*GIVEN TASK:* Reproduce all of the data that follows, character for character.
"""
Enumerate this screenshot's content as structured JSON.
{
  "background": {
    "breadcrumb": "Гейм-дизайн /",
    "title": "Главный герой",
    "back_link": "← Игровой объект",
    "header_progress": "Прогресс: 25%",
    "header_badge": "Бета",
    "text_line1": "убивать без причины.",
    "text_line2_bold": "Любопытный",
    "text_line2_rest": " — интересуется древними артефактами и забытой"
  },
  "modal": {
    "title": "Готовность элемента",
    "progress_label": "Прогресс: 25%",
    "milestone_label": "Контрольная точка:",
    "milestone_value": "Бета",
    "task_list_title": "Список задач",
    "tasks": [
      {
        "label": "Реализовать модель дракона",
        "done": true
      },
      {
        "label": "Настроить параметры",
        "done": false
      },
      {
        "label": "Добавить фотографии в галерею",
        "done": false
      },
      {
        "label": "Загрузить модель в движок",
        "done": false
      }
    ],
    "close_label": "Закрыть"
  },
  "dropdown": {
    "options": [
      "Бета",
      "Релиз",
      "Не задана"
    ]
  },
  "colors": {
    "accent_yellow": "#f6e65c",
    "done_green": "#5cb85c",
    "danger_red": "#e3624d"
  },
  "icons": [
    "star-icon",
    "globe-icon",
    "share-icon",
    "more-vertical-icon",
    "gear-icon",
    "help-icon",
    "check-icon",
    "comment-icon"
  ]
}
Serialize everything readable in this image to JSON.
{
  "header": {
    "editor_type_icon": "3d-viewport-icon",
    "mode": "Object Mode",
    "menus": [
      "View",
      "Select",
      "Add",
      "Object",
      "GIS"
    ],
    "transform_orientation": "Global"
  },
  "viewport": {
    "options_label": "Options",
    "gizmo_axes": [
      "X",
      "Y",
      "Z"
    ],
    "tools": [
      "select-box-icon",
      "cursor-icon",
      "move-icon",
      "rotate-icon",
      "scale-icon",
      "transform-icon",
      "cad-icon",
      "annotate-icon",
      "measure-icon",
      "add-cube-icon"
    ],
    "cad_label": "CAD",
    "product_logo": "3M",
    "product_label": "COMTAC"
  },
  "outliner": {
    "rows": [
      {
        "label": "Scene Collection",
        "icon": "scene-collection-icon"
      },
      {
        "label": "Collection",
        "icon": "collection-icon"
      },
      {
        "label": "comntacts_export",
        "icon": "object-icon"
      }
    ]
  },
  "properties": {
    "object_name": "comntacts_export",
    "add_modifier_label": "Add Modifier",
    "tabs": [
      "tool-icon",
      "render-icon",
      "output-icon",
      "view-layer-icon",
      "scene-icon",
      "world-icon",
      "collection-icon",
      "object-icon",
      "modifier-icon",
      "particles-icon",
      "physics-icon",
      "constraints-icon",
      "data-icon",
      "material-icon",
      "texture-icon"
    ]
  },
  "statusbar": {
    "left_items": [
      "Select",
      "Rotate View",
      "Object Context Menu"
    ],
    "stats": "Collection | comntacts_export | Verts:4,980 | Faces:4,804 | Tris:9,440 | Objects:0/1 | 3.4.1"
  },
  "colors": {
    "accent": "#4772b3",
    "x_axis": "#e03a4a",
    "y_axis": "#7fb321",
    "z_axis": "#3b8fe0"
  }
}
"""
*FINAL RESULT:*
Enumerate this screenshot's content as structured JSON.
{
  "background": {
    "breadcrumb": "Гейм-дизайн /",
    "title": "Главный герой",
    "back_link": "← Игровой объект",
    "header_progress": "Прогресс: 25%",
    "header_badge": "Бета",
    "text_line1": "убивать без причины.",
    "text_line2_bold": "Любопытный",
    "text_line2_rest": " — интересуется древними артефактами и забытой"
  },
  "modal": {
    "title": "Готовность элемента",
    "progress_label": "Прогресс: 25%",
    "milestone_label": "Контрольная точка:",
    "milestone_value": "Бета",
    "task_list_title": "Список задач",
    "tasks": [
      {
        "label": "Реализовать модель дракона",
        "done": true
      },
      {
        "label": "Настроить параметры",
        "done": false
      },
      {
        "label": "Добавить фотографии в галерею",
        "done": false
      },
      {
        "label": "Загрузить модель в движок",
        "done": false
      }
    ],
    "close_label": "Закрыть"
  },
  "dropdown": {
    "options": [
      "Бета",
      "Релиз",
      "Не задана"
    ]
  },
  "colors": {
    "accent_yellow": "#f6e65c",
    "done_green": "#5cb85c",
    "danger_red": "#e3624d"
  },
  "icons": [
    "star-icon",
    "globe-icon",
    "share-icon",
    "more-vertical-icon",
    "gear-icon",
    "help-icon",
    "check-icon",
    "comment-icon"
  ]
}
Serialize everything readable in this image to JSON.
{
  "header": {
    "editor_type_icon": "3d-viewport-icon",
    "mode": "Object Mode",
    "menus": [
      "View",
      "Select",
      "Add",
      "Object",
      "GIS"
    ],
    "transform_orientation": "Global"
  },
  "viewport": {
    "options_label": "Options",
    "gizmo_axes": [
      "X",
      "Y",
      "Z"
    ],
    "tools": [
      "select-box-icon",
      "cursor-icon",
      "move-icon",
      "rotate-icon",
      "scale-icon",
      "transform-icon",
      "cad-icon",
      "annotate-icon",
      "measure-icon",
      "add-cube-icon"
    ],
    "cad_label": "CAD",
    "product_logo": "3M",
    "product_label": "COMTAC"
  },
  "outliner": {
    "rows": [
      {
        "label": "Scene Collection",
        "icon": "scene-collection-icon"
      },
      {
        "label": "Collection",
        "icon": "collection-icon"
      },
      {
        "label": "comntacts_export",
        "icon": "object-icon"
      }
    ]
  },
  "properties": {
    "object_name": "comntacts_export",
    "add_modifier_label": "Add Modifier",
    "tabs": [
      "tool-icon",
      "render-icon",
      "output-icon",
      "view-layer-icon",
      "scene-icon",
      "world-icon",
      "collection-icon",
      "object-icon",
      "modifier-icon",
      "particles-icon",
      "physics-icon",
      "constraints-icon",
      "data-icon",
      "material-icon",
      "texture-icon"
    ]
  },
  "statusbar": {
    "left_items": [
      "Select",
      "Rotate View",
      "Object Context Menu"
    ],
    "stats": "Collection | comntacts_export | Verts:4,980 | Faces:4,804 | Tris:9,440 | Objects:0/1 | 3.4.1"
  },
  "colors": {
    "accent": "#4772b3",
    "x_axis": "#e03a4a",
    "y_axis": "#7fb321",
    "z_axis": "#3b8fe0"
  }
}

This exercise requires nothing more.